··· Stored records

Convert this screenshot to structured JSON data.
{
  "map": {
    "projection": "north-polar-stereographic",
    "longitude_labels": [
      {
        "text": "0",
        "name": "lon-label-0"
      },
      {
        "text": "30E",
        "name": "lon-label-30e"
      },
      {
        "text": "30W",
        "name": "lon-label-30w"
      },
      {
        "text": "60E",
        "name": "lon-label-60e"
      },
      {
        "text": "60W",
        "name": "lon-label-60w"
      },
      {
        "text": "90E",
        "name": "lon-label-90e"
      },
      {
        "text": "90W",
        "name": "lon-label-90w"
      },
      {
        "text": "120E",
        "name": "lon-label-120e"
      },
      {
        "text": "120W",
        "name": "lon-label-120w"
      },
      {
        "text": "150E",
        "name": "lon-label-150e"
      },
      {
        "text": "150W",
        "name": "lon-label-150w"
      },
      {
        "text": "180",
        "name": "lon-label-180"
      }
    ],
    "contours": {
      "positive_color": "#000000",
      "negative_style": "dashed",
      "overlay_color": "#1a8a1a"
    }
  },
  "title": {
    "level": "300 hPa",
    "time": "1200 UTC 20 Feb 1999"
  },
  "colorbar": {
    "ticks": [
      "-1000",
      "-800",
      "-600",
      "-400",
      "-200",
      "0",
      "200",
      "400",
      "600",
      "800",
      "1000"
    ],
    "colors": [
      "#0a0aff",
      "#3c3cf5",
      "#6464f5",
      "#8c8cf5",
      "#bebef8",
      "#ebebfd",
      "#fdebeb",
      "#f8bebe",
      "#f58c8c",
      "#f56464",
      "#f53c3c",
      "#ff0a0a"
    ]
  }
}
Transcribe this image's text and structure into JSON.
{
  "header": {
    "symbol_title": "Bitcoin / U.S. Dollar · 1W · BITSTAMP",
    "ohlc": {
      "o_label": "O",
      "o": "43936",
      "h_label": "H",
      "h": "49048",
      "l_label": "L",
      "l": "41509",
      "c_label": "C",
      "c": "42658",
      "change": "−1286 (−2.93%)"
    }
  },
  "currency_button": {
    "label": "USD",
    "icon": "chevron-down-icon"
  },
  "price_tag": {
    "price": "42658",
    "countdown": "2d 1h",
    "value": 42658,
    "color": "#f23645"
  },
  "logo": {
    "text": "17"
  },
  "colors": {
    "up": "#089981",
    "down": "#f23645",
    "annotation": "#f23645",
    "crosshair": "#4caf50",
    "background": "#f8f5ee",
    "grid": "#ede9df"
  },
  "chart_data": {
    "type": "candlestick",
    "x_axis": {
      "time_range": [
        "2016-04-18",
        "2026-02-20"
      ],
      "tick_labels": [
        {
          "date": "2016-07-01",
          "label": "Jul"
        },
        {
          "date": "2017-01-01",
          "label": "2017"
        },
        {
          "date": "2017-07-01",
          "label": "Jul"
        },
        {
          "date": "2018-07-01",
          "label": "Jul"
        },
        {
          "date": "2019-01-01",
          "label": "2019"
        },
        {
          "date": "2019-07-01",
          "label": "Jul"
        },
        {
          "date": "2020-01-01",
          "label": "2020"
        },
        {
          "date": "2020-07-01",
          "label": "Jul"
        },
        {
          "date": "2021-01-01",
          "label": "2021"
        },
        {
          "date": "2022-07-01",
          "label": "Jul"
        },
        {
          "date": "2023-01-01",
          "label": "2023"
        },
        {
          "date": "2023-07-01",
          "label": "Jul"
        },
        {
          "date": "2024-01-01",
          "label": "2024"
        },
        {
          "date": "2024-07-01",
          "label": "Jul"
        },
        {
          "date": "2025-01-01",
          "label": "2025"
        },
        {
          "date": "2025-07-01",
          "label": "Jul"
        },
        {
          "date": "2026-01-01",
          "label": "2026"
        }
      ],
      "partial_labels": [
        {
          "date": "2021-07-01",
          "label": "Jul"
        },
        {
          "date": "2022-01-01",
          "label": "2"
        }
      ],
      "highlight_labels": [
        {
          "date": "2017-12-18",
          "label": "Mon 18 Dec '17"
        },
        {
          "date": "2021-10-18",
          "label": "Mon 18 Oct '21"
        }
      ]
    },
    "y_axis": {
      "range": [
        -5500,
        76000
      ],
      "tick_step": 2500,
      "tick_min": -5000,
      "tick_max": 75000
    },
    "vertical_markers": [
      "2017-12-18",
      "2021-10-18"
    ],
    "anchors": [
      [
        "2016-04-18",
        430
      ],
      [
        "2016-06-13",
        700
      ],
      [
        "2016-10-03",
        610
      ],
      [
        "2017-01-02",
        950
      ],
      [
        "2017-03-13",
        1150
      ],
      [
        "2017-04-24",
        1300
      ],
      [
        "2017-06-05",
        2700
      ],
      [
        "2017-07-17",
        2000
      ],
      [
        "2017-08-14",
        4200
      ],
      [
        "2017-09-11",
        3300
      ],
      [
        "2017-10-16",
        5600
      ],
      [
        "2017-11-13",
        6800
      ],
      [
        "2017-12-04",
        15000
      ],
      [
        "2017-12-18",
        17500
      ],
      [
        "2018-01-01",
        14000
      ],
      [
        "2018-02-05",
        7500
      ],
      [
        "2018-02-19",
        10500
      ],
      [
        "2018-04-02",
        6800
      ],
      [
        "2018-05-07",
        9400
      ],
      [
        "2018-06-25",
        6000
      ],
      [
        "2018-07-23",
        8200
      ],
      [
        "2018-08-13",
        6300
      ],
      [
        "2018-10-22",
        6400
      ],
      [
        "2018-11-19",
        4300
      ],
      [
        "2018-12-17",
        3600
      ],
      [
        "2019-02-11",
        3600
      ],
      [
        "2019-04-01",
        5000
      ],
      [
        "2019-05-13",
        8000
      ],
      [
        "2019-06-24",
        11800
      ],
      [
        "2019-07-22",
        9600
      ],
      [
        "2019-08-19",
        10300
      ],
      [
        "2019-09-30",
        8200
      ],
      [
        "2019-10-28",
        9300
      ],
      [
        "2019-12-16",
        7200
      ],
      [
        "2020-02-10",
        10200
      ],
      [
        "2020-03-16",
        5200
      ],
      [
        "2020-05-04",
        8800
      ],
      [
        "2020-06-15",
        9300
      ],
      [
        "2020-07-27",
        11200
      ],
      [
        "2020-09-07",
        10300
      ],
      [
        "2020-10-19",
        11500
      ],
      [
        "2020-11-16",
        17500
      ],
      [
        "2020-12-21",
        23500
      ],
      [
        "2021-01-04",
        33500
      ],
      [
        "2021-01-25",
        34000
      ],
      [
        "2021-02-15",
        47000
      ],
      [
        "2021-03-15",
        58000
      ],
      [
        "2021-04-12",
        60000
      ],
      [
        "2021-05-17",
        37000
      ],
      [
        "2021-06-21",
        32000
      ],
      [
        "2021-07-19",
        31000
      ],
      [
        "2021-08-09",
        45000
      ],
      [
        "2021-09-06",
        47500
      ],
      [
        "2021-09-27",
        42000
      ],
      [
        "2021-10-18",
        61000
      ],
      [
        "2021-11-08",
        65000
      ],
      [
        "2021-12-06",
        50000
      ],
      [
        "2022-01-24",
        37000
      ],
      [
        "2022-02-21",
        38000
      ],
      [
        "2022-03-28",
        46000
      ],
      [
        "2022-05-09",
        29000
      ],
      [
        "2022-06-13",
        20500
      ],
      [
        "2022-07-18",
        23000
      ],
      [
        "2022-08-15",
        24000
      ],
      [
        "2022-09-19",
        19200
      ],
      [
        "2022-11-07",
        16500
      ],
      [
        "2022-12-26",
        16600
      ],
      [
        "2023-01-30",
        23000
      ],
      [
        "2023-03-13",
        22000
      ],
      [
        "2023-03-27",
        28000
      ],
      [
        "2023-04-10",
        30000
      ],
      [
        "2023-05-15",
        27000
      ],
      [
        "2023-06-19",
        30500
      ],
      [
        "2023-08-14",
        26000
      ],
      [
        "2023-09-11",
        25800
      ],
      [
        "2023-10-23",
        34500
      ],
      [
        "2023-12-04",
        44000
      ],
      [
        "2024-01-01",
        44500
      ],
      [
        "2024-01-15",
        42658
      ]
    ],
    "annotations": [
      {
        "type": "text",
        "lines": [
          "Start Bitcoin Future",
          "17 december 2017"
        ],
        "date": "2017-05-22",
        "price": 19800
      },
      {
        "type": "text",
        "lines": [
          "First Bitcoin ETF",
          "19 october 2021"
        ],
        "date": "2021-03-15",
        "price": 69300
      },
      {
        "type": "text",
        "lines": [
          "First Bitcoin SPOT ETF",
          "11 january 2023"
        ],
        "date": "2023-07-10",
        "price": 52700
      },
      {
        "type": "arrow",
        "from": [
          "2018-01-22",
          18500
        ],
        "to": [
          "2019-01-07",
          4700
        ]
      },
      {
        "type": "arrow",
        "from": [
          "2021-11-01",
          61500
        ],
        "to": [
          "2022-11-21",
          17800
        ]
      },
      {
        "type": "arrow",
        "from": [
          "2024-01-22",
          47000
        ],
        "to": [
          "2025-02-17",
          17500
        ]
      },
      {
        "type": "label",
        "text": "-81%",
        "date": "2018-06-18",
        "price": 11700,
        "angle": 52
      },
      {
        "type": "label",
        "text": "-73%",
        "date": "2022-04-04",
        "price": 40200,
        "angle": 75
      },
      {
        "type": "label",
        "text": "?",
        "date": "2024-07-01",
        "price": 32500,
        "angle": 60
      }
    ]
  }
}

······

### [Exercise details]
Filter the listing above for the string "JSON" and copy every matching line.

### [Result below]
Convert this screenshot to structured JSON data.
Transcribe this image's text and structure into JSON.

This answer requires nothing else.